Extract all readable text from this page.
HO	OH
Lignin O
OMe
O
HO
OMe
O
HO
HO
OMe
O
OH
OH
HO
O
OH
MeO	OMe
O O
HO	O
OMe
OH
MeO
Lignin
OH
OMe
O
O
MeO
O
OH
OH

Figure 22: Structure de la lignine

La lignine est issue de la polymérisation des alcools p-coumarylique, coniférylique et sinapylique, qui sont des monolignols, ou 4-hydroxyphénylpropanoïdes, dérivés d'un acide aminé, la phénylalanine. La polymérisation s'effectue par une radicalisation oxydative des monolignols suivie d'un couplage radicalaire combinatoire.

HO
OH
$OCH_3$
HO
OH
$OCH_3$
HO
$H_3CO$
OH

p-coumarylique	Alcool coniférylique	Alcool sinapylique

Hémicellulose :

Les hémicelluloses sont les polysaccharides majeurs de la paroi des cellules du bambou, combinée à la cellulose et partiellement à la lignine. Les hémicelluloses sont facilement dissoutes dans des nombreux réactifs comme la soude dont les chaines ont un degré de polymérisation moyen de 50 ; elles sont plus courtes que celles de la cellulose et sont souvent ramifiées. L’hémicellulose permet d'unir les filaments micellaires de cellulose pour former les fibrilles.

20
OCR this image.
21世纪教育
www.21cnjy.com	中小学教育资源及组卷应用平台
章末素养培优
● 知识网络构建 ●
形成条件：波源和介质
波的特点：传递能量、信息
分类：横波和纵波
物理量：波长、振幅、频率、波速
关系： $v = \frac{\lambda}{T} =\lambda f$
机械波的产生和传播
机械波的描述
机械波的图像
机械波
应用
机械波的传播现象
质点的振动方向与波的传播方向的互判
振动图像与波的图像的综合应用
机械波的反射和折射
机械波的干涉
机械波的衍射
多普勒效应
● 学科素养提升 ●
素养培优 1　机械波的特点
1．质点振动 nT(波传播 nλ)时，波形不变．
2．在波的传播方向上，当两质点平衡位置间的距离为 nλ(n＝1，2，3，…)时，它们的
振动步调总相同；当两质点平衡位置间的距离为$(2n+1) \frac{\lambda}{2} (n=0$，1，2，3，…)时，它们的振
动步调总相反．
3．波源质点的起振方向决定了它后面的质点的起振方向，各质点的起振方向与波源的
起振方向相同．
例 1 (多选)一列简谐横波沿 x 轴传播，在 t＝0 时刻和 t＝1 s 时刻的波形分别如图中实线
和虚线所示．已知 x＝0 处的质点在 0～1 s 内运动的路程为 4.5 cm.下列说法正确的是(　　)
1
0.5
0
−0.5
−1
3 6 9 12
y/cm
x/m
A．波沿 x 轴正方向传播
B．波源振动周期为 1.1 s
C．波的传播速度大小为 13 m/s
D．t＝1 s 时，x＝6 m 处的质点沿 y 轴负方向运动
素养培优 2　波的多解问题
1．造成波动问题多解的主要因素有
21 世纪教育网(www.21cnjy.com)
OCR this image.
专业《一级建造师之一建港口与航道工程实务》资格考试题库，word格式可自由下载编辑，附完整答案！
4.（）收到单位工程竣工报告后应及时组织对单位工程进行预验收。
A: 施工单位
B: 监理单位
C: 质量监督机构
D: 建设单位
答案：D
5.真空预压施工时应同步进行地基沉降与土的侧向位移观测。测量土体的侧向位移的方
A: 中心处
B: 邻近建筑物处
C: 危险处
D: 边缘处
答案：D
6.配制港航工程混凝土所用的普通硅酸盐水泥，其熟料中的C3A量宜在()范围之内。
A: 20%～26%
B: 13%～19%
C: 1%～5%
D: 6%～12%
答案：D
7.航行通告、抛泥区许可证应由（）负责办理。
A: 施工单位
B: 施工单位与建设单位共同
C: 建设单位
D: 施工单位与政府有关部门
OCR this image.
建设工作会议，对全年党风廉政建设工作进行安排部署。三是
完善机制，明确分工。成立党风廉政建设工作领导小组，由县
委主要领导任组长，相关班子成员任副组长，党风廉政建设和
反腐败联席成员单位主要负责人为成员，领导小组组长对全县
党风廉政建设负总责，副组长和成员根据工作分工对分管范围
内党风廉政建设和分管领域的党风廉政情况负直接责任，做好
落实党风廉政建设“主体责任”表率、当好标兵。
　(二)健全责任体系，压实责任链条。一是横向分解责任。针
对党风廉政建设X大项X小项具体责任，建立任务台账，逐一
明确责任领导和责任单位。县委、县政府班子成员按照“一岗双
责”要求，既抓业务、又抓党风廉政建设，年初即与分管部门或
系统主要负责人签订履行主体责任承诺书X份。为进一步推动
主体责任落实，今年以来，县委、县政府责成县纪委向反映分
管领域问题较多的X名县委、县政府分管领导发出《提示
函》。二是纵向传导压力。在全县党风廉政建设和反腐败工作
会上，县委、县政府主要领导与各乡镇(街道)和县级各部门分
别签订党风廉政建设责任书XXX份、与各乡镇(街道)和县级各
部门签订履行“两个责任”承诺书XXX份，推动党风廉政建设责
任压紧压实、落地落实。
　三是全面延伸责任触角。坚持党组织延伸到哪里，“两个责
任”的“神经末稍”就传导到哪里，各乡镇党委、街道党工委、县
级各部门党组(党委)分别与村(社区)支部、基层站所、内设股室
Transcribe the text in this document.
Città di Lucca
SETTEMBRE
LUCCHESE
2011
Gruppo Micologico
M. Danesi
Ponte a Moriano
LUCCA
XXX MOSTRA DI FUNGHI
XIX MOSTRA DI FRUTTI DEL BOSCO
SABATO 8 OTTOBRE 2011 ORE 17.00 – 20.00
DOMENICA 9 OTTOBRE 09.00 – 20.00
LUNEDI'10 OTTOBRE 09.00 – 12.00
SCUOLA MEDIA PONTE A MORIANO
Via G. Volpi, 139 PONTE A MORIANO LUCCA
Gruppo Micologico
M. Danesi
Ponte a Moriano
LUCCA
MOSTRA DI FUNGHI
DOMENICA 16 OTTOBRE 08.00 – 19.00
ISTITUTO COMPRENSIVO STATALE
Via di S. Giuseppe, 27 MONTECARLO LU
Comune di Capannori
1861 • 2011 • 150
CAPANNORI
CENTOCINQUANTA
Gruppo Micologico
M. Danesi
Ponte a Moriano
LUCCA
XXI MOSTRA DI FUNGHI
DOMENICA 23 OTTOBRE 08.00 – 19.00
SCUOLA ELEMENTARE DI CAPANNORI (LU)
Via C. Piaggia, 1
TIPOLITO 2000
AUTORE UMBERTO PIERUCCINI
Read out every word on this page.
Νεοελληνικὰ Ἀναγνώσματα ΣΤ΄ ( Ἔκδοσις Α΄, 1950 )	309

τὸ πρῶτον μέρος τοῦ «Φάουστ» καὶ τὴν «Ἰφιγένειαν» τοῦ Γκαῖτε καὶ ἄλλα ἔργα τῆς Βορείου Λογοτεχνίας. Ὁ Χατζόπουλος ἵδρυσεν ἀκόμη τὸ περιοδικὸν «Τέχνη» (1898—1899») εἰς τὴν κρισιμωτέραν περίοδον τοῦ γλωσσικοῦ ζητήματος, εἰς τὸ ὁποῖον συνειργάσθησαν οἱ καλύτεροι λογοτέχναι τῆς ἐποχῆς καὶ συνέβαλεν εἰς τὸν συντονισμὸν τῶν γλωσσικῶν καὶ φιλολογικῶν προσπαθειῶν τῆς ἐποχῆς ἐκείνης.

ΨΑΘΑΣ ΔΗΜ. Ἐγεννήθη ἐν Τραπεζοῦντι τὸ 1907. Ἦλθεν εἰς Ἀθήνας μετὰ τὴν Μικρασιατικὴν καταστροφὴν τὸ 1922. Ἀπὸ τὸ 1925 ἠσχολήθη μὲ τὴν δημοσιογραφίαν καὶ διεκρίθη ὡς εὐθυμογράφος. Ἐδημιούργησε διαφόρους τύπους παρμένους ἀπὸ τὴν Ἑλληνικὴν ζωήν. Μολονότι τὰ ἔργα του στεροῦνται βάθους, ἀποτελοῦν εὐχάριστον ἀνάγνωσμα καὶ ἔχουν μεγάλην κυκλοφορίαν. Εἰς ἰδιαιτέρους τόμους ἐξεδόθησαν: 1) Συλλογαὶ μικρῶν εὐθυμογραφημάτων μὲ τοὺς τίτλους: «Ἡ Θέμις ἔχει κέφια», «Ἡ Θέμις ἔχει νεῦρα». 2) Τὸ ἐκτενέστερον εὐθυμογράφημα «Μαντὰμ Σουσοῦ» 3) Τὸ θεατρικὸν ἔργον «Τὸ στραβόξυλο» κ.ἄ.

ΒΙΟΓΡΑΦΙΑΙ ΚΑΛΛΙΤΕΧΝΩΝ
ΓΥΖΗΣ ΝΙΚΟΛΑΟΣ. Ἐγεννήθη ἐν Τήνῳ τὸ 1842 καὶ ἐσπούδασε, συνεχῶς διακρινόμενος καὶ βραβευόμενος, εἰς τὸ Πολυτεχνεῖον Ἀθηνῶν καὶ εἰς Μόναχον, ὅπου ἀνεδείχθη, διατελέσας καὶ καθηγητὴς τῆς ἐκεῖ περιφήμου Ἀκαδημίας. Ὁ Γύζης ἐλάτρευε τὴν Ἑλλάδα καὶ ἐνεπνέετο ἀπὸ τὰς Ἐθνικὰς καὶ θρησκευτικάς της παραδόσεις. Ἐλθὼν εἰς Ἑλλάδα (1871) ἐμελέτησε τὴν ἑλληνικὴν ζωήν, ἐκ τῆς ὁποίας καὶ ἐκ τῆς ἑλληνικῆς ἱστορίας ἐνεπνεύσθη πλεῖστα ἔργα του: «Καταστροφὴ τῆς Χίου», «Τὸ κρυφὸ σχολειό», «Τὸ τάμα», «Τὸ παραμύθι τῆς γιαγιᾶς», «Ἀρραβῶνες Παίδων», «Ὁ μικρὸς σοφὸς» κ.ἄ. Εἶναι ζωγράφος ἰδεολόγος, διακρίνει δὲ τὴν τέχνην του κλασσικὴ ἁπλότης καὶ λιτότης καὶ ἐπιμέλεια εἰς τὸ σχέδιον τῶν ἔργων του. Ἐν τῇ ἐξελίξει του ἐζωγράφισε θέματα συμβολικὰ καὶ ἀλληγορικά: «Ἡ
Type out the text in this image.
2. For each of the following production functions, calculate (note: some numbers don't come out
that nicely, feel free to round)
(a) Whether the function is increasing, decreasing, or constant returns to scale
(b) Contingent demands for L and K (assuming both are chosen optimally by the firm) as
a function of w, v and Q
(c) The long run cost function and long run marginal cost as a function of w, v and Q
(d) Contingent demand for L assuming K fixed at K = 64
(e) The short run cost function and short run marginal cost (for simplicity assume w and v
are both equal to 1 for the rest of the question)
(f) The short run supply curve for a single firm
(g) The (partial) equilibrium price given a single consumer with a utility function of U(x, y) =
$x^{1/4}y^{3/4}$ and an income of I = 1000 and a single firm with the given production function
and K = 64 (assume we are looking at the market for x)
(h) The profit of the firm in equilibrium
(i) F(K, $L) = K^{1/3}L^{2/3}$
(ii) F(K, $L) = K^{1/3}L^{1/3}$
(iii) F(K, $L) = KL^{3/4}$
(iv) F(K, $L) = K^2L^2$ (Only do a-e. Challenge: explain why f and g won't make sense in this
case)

Task to complete: Return every line above that contains the word "sinapylique".

Full answer:
La lignine est issue de la polymérisation des alcools p-coumarylique, coniférylique et sinapylique, qui sont des monolignols, ou 4-hydroxyphénylpropanoïdes, dérivés d'un acide aminé, la phénylalanine. La polymérisation s'effectue par une radicalisation oxydative des monolignols suivie d'un couplage radicalaire combinatoire.
p-coumarylique	Alcool coniférylique	Alcool sinapylique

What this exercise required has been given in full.